- **What is required**: Collect each line of the entries that holds the string "xlabel".

— START Records for processing —

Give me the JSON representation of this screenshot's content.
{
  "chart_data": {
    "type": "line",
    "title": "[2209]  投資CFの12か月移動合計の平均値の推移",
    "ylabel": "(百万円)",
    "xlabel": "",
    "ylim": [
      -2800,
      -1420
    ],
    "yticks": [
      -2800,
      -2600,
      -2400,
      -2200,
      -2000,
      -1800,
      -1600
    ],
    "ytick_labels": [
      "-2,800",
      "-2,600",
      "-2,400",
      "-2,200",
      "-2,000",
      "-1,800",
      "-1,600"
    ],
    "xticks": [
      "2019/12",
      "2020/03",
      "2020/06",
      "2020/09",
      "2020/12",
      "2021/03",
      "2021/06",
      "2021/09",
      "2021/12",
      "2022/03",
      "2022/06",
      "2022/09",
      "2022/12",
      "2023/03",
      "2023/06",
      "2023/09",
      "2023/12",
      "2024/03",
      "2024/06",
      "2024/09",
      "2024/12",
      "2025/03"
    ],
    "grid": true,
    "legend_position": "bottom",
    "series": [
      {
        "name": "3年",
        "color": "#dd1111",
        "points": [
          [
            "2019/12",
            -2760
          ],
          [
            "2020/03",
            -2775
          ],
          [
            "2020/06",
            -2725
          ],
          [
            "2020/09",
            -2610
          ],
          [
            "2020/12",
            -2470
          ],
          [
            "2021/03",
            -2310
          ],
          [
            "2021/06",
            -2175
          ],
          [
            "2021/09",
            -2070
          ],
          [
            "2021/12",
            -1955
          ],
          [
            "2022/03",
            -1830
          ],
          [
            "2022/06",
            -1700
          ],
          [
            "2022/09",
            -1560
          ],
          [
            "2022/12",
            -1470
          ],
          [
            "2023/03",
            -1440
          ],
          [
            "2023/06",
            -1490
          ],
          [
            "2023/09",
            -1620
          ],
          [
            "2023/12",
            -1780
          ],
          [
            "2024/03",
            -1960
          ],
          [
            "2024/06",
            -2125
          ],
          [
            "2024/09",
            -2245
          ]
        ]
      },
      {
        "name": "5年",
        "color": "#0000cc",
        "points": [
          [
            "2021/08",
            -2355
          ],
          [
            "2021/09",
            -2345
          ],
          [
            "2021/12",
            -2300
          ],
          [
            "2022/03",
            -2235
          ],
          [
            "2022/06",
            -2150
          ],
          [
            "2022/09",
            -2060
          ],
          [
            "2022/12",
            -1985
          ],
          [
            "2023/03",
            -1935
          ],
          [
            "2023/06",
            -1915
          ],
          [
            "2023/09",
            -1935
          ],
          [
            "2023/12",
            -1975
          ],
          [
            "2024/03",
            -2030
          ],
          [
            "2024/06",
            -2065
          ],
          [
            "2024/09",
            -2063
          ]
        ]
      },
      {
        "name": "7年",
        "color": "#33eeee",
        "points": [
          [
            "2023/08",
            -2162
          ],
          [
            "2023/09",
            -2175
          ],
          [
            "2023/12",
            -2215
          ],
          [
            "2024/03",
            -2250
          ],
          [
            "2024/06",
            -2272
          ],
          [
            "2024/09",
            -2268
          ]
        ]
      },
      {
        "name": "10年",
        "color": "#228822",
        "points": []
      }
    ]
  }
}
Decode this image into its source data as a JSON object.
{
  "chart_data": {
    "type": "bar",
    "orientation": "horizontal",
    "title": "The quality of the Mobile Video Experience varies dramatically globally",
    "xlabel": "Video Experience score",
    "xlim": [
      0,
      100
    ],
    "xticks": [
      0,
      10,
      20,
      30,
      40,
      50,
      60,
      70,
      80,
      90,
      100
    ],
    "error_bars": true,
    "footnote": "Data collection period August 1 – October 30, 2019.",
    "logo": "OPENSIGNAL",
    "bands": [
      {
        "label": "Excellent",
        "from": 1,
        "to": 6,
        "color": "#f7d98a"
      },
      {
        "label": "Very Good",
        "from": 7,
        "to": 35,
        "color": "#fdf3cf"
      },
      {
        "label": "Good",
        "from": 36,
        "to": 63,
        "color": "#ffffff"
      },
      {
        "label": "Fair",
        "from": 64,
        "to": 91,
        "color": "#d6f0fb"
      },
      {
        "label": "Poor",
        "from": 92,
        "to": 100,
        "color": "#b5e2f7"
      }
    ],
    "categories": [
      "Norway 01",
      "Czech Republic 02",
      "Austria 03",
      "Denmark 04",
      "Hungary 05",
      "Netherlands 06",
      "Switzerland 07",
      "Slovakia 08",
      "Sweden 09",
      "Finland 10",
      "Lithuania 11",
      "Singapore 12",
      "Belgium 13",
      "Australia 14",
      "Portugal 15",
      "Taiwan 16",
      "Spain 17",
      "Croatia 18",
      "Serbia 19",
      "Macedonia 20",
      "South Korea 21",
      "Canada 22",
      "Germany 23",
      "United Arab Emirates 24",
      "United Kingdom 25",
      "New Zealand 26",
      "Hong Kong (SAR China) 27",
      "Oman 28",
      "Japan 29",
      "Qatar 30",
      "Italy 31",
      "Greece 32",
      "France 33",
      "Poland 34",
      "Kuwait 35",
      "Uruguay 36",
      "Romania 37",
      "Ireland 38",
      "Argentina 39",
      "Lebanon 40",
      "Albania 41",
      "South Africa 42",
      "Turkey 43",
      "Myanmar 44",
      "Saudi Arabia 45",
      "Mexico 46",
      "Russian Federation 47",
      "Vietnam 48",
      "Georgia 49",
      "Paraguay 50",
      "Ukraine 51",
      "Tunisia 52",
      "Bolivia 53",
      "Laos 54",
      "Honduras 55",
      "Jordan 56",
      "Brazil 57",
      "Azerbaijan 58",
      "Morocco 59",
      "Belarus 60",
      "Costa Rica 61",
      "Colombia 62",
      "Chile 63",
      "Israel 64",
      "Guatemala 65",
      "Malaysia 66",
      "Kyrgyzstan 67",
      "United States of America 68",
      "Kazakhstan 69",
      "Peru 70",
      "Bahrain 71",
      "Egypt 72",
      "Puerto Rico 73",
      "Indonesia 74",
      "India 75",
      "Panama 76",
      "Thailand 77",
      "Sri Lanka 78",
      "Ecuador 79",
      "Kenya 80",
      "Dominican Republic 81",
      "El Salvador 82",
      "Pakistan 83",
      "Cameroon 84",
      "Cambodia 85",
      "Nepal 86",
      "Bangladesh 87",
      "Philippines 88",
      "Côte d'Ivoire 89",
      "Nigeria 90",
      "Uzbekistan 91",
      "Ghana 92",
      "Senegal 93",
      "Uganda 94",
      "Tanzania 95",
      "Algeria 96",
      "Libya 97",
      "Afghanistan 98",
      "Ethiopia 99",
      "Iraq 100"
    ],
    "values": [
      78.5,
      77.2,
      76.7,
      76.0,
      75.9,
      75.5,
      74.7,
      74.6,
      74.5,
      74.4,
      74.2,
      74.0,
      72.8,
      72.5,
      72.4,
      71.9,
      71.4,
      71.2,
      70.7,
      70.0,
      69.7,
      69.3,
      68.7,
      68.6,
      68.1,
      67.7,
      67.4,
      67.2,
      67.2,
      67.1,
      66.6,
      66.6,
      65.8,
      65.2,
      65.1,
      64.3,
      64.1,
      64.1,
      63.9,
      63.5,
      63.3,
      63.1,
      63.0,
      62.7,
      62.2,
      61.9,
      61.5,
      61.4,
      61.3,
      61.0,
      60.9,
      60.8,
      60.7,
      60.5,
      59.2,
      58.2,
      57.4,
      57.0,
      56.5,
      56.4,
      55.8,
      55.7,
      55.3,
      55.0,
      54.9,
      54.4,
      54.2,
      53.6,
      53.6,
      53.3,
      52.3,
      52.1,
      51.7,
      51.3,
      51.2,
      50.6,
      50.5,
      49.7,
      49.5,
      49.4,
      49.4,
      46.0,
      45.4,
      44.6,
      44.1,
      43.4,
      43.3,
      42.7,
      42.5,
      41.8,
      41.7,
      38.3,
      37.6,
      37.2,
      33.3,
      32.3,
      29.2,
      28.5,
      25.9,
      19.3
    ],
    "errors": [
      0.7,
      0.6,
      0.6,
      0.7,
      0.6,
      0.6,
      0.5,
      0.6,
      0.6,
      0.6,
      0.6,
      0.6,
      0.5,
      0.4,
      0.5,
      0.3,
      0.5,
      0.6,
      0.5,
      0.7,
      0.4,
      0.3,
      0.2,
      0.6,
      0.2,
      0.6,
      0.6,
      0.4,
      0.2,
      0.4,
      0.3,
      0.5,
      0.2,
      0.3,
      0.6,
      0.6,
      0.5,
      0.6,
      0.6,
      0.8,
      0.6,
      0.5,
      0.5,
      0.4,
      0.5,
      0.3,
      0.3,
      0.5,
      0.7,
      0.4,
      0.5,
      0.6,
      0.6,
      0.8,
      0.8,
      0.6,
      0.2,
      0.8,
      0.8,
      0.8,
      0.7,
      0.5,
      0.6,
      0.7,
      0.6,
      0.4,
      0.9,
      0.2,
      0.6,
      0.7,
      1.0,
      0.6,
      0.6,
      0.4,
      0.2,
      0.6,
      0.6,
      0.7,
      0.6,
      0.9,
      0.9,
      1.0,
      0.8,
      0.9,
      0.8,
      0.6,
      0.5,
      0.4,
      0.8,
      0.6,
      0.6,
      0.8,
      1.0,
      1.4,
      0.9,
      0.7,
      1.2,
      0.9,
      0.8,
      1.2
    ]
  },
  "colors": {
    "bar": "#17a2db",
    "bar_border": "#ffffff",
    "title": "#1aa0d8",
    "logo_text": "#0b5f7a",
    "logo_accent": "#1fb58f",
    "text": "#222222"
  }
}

— END Records for processing —

- **Expected output**:
    "xlabel": "",
    "xlabel": "Video Experience score",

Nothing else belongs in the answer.